Search the data for the word "this" and copy every line that contains it.

━━━━━ Data section

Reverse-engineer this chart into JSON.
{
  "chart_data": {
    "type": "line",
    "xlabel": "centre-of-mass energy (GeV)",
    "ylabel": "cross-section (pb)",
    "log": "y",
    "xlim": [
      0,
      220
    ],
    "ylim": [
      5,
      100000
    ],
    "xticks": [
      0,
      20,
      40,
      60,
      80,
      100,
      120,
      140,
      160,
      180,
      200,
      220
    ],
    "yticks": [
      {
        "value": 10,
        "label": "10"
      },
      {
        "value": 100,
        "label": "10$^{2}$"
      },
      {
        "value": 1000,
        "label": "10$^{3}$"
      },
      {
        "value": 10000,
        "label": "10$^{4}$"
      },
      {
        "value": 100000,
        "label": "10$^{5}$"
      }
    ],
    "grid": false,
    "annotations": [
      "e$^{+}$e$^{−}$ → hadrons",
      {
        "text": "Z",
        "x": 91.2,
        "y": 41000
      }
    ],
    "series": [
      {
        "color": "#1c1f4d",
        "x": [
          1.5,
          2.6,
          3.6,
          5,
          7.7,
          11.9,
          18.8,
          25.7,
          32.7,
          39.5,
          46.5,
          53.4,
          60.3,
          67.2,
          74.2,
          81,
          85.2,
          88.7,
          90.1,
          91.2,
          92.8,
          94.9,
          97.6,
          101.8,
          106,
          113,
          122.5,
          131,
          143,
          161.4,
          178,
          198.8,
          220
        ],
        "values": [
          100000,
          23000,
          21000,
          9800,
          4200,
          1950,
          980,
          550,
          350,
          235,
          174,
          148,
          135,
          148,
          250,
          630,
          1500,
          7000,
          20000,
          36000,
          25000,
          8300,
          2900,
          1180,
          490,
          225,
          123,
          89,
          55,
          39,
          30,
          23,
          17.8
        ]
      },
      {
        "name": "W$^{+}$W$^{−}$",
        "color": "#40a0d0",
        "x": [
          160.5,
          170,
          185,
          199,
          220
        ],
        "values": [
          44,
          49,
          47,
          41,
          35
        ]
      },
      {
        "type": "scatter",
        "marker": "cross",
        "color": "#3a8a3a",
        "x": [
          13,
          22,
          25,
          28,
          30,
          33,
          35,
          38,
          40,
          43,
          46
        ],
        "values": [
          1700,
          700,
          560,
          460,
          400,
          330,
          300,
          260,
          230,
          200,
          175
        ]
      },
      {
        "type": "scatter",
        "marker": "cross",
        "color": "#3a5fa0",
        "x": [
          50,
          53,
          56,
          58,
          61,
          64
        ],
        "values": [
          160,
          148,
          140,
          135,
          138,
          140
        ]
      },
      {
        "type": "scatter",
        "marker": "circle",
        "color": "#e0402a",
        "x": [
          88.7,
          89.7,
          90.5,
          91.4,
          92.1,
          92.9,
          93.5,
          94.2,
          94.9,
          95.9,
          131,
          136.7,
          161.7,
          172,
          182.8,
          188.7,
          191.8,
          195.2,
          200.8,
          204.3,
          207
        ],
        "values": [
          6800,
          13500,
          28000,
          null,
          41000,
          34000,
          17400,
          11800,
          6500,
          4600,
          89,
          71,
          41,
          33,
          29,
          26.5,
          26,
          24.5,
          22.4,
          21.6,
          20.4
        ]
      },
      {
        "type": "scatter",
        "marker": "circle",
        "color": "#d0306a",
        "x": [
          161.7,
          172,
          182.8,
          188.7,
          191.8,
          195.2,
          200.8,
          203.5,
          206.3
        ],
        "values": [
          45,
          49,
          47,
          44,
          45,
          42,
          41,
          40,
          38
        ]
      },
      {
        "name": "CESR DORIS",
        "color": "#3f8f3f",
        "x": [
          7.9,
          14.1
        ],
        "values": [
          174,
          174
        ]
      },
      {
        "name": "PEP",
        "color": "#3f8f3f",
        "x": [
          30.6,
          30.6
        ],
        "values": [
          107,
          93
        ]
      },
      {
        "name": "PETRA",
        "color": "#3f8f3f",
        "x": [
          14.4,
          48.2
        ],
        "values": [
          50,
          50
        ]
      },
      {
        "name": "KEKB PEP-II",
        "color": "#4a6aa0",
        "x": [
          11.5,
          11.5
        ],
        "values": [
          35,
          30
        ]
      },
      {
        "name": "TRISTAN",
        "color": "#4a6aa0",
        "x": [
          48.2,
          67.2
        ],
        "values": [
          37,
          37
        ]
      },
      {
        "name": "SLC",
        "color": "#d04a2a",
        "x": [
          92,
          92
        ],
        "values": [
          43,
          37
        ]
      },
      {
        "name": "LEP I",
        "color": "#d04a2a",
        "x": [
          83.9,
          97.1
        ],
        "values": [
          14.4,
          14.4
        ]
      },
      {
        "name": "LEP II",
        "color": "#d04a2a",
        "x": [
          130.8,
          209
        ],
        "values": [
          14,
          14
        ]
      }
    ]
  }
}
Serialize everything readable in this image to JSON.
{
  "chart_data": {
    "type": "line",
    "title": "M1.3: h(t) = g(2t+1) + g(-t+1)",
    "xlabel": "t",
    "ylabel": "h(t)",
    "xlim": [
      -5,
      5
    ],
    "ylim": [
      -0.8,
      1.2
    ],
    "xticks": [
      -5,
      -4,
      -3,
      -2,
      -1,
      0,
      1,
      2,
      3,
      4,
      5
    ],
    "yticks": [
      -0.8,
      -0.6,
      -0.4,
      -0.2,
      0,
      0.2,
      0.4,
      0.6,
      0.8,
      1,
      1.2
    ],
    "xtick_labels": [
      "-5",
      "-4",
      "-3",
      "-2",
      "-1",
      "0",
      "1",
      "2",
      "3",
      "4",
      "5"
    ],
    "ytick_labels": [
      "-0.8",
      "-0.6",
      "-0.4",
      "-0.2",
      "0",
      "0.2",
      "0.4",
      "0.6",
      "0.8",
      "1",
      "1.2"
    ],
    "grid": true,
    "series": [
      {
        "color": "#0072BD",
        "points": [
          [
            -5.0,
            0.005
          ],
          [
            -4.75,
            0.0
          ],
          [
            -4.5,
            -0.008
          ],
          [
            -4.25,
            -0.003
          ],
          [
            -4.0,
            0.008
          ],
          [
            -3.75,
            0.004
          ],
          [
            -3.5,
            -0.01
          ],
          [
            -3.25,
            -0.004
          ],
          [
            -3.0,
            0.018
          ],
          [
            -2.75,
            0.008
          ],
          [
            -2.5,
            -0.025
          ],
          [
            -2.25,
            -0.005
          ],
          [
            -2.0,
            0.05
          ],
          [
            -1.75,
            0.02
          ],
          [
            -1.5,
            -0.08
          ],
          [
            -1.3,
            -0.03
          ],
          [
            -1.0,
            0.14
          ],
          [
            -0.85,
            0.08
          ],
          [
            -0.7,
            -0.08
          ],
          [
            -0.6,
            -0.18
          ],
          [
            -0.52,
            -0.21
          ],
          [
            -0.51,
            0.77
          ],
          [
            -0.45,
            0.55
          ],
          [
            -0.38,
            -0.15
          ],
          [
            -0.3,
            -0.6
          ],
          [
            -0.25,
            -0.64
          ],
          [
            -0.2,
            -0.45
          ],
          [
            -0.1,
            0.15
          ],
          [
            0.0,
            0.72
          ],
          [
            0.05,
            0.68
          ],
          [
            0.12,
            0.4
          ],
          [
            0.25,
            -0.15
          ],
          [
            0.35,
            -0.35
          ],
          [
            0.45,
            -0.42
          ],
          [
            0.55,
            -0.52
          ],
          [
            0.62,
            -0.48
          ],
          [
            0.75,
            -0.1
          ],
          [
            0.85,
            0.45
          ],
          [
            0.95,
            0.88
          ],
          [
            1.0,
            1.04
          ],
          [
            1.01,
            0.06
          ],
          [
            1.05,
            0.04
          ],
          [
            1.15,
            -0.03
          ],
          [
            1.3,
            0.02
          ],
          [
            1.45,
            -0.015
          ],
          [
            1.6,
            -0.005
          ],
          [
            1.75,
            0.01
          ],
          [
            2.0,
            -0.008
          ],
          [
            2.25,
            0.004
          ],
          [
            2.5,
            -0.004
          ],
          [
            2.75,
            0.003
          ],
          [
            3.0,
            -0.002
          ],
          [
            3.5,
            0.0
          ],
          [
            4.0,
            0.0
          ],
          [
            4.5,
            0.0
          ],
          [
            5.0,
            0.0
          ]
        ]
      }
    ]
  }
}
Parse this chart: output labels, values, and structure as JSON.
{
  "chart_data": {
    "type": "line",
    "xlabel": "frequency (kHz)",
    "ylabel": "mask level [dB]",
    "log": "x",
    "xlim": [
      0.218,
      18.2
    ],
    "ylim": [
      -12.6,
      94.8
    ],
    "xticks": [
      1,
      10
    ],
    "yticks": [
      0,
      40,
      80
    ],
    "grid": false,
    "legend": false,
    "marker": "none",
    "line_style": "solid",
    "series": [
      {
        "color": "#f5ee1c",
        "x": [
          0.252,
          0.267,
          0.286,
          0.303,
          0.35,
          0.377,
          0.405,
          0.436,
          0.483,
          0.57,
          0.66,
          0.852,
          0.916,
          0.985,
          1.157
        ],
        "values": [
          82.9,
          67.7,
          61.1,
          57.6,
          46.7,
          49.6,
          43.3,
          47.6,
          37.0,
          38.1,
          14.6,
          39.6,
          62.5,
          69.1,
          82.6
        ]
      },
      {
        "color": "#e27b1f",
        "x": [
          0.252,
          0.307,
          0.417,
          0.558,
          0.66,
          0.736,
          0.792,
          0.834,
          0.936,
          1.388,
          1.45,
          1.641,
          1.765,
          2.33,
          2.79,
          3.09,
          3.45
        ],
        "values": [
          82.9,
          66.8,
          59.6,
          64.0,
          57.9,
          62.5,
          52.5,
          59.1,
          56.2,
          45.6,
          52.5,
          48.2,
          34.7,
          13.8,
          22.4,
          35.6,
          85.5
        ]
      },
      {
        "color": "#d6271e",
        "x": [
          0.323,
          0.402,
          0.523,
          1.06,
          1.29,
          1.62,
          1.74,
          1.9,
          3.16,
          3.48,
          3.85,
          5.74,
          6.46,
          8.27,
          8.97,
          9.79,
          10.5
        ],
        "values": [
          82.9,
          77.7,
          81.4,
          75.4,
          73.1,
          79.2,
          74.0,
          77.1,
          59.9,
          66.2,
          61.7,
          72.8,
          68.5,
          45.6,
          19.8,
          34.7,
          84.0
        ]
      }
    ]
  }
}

━━━━━━━━━━

§ Written answer:
Reverse-engineer this chart into JSON.
Serialize everything readable in this image to JSON.
Parse this chart: output labels, values, and structure as JSON.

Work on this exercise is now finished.